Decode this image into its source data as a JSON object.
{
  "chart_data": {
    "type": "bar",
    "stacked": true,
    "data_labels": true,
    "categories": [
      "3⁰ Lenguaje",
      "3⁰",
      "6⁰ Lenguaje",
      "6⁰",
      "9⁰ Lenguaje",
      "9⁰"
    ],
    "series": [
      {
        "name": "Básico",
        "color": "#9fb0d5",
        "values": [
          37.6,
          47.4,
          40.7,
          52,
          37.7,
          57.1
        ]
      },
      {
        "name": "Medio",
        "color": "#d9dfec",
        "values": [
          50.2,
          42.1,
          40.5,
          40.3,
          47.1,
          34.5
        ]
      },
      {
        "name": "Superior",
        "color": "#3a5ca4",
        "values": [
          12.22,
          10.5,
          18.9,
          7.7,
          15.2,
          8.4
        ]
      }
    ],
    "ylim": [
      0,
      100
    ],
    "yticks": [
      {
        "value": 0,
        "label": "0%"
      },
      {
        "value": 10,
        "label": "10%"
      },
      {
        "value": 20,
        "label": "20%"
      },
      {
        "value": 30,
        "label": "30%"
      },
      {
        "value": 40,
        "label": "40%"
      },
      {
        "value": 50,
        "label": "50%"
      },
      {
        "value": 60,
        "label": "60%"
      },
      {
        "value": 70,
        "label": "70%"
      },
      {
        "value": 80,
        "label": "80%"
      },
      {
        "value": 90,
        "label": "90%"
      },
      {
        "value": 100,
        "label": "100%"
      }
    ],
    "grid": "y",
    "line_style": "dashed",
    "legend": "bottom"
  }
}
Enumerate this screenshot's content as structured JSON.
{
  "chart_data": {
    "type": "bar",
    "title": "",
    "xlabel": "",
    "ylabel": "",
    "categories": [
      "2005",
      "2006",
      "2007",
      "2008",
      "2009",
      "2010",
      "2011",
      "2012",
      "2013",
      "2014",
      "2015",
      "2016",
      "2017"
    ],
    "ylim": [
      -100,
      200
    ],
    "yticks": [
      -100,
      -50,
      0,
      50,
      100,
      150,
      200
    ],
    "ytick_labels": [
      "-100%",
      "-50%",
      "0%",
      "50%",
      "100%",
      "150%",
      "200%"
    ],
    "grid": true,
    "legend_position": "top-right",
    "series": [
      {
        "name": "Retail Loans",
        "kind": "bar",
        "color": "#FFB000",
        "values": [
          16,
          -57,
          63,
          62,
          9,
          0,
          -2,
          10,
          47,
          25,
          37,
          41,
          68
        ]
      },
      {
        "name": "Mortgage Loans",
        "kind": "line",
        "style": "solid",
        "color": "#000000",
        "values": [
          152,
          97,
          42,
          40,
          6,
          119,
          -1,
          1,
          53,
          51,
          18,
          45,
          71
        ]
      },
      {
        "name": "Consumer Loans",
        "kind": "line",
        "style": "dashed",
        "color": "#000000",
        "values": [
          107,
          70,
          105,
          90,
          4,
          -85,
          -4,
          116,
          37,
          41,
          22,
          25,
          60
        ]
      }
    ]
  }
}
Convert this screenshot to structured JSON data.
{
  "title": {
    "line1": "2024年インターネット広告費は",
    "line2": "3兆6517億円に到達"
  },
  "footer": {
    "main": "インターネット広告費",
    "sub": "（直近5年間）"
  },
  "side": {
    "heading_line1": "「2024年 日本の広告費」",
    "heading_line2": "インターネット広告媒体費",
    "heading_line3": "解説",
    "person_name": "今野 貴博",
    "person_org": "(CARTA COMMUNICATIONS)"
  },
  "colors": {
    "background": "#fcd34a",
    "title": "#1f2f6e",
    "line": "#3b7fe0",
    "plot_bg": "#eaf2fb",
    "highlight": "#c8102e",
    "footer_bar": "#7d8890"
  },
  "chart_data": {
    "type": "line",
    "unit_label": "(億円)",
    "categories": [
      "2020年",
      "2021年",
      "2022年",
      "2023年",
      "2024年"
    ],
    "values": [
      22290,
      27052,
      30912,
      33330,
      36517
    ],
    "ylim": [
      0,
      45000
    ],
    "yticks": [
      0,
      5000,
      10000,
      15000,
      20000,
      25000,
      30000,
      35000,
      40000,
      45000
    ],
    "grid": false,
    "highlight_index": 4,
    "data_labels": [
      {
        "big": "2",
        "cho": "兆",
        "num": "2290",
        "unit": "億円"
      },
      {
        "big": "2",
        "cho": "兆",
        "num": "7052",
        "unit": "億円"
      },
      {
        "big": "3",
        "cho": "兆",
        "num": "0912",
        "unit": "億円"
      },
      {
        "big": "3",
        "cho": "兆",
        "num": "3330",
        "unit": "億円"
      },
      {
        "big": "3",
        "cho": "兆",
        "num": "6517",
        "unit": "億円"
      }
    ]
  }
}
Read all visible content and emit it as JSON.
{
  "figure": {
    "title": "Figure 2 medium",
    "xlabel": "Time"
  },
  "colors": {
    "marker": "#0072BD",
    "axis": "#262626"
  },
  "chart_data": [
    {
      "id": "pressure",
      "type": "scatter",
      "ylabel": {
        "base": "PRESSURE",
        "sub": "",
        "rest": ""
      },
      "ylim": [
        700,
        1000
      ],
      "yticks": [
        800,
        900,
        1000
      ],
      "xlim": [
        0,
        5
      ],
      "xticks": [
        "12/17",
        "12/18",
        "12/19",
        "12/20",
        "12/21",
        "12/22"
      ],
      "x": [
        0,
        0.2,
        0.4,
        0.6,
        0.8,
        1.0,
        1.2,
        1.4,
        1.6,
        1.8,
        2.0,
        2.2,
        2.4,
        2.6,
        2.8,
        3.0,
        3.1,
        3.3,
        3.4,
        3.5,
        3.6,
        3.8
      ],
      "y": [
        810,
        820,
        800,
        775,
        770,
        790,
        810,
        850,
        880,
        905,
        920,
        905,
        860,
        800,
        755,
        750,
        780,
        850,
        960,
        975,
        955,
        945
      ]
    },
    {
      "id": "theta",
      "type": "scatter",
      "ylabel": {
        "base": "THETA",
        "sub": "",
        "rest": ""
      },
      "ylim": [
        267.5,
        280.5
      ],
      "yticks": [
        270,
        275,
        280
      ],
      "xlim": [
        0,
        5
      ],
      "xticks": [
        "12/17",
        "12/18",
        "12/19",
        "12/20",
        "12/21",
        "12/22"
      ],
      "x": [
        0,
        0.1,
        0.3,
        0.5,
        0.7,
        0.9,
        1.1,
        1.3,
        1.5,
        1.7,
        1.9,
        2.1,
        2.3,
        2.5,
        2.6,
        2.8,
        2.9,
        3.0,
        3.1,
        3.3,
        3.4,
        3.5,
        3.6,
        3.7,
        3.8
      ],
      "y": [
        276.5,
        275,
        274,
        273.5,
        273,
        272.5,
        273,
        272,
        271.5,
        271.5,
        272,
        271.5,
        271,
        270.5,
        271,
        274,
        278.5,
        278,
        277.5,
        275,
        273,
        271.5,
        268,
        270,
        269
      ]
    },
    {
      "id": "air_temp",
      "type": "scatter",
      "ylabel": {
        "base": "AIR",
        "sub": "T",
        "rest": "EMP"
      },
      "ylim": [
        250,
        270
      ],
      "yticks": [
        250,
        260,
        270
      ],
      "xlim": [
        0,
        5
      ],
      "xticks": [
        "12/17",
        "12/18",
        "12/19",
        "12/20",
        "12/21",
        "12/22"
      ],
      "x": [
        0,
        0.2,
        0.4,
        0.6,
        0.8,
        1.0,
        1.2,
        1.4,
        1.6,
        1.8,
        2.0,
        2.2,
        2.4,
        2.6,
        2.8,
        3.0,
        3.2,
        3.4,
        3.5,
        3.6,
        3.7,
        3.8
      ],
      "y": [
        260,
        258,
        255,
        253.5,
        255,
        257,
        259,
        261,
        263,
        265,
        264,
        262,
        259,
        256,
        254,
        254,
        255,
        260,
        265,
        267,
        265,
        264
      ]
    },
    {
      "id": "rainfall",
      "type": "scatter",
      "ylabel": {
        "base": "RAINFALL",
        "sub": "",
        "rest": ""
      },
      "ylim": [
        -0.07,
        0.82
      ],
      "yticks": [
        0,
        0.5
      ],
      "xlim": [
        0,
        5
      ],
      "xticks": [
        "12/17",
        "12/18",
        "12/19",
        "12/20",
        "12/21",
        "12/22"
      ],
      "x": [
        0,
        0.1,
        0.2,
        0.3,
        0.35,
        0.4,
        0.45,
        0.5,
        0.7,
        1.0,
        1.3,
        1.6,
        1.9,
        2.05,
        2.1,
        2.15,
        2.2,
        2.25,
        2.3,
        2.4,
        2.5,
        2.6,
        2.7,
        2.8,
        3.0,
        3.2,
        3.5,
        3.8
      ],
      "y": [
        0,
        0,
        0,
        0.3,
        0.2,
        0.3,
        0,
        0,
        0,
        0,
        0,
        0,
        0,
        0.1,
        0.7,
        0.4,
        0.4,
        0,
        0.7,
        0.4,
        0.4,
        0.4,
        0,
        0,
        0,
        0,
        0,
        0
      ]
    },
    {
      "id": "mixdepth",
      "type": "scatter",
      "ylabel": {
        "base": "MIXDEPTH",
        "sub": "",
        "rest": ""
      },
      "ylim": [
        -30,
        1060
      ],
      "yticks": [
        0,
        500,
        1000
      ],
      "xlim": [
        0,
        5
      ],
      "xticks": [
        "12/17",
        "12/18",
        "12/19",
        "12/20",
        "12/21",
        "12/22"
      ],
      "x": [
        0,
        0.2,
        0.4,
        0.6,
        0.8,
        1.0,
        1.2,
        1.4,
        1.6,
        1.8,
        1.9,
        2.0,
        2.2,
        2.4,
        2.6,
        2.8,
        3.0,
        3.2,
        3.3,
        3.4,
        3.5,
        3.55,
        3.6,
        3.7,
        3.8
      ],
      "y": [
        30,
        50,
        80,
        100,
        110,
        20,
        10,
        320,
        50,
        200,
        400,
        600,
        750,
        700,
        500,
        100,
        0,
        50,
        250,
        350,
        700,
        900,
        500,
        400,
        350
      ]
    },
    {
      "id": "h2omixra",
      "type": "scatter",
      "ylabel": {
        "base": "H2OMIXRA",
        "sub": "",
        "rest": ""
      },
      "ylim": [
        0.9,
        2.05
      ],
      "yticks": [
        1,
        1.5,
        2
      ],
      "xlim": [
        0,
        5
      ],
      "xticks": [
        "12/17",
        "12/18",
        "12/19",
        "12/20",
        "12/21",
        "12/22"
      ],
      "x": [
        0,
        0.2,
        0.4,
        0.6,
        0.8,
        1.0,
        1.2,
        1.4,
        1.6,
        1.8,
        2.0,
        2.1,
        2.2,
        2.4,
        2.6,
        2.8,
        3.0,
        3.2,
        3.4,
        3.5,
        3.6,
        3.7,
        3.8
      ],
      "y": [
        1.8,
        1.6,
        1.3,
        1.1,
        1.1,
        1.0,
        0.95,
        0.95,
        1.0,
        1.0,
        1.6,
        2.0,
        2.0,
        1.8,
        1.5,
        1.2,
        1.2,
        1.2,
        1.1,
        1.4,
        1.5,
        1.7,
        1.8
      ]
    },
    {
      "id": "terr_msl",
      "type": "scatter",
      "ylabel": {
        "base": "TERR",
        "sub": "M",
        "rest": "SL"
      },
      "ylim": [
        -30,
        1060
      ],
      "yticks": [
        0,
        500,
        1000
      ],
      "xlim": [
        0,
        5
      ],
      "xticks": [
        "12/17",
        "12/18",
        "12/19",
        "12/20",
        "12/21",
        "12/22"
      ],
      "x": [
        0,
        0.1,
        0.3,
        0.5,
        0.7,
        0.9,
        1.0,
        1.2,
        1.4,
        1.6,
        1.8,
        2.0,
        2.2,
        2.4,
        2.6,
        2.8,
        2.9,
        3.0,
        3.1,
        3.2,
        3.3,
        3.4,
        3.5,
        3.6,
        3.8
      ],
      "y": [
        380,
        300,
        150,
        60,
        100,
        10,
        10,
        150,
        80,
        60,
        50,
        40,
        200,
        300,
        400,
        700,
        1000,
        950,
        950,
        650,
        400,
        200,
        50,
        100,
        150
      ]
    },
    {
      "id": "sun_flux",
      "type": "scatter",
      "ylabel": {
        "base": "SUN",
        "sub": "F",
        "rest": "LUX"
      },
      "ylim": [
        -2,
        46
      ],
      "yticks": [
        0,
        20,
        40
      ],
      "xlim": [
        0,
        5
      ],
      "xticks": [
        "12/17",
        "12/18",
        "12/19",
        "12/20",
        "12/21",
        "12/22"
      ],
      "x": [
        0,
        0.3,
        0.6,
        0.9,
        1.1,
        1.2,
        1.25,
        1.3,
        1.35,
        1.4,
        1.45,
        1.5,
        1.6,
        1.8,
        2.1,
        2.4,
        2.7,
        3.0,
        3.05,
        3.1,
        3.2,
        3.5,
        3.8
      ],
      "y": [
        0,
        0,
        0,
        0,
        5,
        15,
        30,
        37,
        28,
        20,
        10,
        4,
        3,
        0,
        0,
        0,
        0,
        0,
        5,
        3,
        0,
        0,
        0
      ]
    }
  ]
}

=====

▸ Required work: Say how many lines in the listing above include "this". Give nothing but the number.

▸ Answer below: 3